— JOB —
Nothing but the lines from the line with "Give me a plain-text" through the end of the data is to be copied, and each is to be copied exactly.

— RECORDS FOR PROCESSING —
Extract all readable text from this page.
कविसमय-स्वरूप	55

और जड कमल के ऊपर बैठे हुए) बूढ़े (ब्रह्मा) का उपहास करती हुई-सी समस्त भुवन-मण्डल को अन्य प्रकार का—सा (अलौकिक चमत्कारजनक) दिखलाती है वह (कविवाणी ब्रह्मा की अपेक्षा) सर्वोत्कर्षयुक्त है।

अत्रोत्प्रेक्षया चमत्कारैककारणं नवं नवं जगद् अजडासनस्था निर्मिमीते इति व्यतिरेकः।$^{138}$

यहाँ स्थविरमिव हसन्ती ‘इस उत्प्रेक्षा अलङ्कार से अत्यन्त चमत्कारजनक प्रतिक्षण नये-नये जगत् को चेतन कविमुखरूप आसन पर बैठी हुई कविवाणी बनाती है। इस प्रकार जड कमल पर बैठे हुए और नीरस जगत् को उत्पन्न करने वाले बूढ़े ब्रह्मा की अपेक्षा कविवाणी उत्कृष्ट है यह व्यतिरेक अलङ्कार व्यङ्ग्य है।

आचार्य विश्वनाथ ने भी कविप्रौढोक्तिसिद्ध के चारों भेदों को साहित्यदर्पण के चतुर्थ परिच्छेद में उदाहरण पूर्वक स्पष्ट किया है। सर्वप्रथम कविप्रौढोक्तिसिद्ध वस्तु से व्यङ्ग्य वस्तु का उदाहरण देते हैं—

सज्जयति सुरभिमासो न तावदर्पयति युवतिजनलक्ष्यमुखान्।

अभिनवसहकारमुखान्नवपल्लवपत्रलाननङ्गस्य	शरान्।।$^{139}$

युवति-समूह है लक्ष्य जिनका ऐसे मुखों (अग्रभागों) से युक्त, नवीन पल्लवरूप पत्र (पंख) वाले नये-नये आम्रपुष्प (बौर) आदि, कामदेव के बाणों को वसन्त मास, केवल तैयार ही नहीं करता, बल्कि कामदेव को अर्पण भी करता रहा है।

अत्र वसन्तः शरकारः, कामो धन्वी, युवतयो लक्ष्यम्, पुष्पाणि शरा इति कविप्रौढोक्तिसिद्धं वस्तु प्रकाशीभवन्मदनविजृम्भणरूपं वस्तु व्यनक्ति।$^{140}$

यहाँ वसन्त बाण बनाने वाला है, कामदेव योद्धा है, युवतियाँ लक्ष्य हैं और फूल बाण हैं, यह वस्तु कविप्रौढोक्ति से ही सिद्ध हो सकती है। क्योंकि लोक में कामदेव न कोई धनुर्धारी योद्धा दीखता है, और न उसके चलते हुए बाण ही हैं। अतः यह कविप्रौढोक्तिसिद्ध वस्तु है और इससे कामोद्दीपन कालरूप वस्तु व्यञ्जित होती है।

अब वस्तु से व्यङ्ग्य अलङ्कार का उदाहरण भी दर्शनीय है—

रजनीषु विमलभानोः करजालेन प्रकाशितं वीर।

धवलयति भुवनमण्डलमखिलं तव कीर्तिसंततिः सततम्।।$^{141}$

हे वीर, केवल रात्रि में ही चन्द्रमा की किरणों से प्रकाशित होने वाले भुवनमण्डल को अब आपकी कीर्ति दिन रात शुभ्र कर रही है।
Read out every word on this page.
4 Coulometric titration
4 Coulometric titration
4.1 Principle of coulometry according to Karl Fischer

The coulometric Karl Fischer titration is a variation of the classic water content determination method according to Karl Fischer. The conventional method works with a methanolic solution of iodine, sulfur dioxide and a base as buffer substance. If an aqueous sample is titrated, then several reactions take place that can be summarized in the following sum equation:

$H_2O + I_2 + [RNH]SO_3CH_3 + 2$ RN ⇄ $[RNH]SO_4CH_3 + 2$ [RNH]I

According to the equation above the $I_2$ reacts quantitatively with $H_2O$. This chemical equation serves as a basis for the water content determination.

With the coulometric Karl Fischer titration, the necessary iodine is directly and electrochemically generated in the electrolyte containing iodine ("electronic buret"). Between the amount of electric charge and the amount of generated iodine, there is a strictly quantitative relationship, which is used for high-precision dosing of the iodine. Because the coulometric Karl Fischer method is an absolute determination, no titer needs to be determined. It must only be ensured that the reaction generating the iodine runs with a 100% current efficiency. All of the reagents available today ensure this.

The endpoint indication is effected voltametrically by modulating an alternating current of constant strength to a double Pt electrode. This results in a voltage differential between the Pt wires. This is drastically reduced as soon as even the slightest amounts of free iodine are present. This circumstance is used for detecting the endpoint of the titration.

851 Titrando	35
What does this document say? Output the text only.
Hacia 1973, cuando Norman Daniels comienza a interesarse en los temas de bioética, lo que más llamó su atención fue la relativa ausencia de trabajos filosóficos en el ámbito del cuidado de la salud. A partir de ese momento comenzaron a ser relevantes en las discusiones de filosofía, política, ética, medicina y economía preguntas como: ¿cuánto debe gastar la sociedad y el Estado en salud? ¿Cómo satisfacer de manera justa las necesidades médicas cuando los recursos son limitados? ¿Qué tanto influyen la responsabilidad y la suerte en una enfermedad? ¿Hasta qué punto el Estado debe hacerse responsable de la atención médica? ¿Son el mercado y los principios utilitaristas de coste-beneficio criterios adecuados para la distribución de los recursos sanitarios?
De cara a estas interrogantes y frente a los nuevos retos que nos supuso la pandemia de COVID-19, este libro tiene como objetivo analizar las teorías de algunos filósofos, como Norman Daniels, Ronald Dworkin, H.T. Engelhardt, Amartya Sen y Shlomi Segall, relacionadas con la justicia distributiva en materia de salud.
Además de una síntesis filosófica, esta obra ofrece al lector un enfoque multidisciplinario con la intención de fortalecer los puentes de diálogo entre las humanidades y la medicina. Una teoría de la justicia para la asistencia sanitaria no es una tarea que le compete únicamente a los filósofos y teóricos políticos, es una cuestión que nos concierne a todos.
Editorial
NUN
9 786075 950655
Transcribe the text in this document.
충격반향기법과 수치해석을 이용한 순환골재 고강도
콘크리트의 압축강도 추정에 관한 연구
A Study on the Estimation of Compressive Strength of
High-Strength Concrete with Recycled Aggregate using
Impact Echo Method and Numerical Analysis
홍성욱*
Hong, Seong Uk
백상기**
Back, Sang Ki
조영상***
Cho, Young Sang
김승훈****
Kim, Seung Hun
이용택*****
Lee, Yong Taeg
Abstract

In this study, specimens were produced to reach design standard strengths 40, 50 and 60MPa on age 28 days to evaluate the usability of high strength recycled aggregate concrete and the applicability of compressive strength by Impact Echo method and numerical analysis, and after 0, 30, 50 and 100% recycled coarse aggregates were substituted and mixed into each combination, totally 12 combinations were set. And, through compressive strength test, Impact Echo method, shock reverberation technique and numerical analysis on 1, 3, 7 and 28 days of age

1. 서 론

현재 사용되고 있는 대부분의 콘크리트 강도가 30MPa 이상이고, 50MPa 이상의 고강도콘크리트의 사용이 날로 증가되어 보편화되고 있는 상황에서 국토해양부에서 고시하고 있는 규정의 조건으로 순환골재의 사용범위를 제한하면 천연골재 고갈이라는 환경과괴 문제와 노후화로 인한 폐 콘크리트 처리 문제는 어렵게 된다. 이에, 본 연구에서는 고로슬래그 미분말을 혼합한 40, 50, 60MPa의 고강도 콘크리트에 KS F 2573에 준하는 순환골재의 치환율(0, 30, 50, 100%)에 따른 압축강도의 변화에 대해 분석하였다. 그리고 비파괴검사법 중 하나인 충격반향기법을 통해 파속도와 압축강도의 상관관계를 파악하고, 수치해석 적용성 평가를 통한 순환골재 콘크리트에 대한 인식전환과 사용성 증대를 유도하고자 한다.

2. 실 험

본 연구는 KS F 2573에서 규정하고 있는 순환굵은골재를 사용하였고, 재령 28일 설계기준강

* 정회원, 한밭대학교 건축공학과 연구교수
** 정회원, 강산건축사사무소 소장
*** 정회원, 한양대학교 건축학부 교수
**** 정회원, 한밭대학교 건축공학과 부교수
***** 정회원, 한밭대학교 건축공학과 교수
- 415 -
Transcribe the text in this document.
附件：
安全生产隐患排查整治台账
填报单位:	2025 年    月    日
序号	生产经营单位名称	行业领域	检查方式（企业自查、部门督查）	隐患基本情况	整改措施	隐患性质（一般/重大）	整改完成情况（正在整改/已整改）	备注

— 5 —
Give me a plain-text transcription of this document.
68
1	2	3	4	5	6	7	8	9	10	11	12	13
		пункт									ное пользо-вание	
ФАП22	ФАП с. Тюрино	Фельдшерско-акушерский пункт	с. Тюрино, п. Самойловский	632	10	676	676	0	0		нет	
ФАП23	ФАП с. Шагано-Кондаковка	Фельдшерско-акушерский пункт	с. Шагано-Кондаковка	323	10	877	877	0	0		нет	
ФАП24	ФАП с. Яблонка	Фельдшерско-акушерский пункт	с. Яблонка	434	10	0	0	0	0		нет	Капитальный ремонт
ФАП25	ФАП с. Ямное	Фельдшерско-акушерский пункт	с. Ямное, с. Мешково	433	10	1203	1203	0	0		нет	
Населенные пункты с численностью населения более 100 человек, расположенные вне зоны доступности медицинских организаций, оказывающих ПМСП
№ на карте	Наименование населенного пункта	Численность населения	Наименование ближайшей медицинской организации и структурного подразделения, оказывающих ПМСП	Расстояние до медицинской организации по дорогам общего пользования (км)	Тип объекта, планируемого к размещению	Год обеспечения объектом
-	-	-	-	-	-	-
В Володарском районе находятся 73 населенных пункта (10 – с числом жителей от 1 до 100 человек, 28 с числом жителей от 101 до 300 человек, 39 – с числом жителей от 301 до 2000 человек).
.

— ANSWER IN FULL —
Give me a plain-text transcription of this document.
68
1	2	3	4	5	6	7	8	9	10	11	12	13
		пункт									ное пользо-вание	
ФАП22	ФАП с. Тюрино	Фельдшерско-акушерский пункт	с. Тюрино, п. Самойловский	632	10	676	676	0	0		нет	
ФАП23	ФАП с. Шагано-Кондаковка	Фельдшерско-акушерский пункт	с. Шагано-Кондаковка	323	10	877	877	0	0		нет	
ФАП24	ФАП с. Яблонка	Фельдшерско-акушерский пункт	с. Яблонка	434	10	0	0	0	0		нет	Капитальный ремонт
ФАП25	ФАП с. Ямное	Фельдшерско-акушерский пункт	с. Ямное, с. Мешково	433	10	1203	1203	0	0		нет	
Населенные пункты с численностью населения более 100 человек, расположенные вне зоны доступности медицинских организаций, оказывающих ПМСП
№ на карте	Наименование населенного пункта	Численность населения	Наименование ближайшей медицинской организации и структурного подразделения, оказывающих ПМСП	Расстояние до медицинской организации по дорогам общего пользования (км)	Тип объекта, планируемого к размещению	Год обеспечения объектом
-	-	-	-	-	-	-
В Володарском районе находятся 73 населенных пункта (10 – с числом жителей от 1 до 100 человек, 28 с числом жителей от 101 до 300 человек, 39 – с числом жителей от 301 до 2000 человек).
.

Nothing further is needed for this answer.